WHAT YOU ARE ASKED TO DO —
Pull out every line of the data that contains the string "个人中心", matching case exactly.
------ INFORMATION GIVEN
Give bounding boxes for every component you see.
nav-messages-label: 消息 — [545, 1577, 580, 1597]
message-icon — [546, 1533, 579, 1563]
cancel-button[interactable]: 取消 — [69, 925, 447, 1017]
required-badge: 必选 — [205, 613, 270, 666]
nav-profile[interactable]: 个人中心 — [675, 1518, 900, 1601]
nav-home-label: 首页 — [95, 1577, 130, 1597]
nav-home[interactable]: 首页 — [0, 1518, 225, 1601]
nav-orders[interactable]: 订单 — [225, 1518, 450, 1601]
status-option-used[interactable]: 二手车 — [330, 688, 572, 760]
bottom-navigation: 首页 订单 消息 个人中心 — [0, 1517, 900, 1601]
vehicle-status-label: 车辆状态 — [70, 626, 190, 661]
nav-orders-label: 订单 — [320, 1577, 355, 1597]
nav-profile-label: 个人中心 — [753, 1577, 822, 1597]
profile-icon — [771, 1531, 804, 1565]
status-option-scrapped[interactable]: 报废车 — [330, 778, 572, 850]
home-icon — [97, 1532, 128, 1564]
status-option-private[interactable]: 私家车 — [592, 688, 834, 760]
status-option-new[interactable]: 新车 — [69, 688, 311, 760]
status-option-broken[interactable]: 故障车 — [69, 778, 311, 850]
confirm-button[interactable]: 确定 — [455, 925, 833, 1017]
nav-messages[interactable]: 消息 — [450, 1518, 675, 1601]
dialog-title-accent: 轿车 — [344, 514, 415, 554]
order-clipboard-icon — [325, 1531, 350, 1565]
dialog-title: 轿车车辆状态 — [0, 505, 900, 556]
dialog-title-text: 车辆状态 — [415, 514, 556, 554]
------------
IN RESPONSE —
nav-profile[interactable]: 个人中心 — [675, 1518, 900, 1601]
bottom-navigation: 首页 订单 消息 个人中心 — [0, 1517, 900, 1601]
nav-profile-label: 个人中心 — [753, 1577, 822, 1597]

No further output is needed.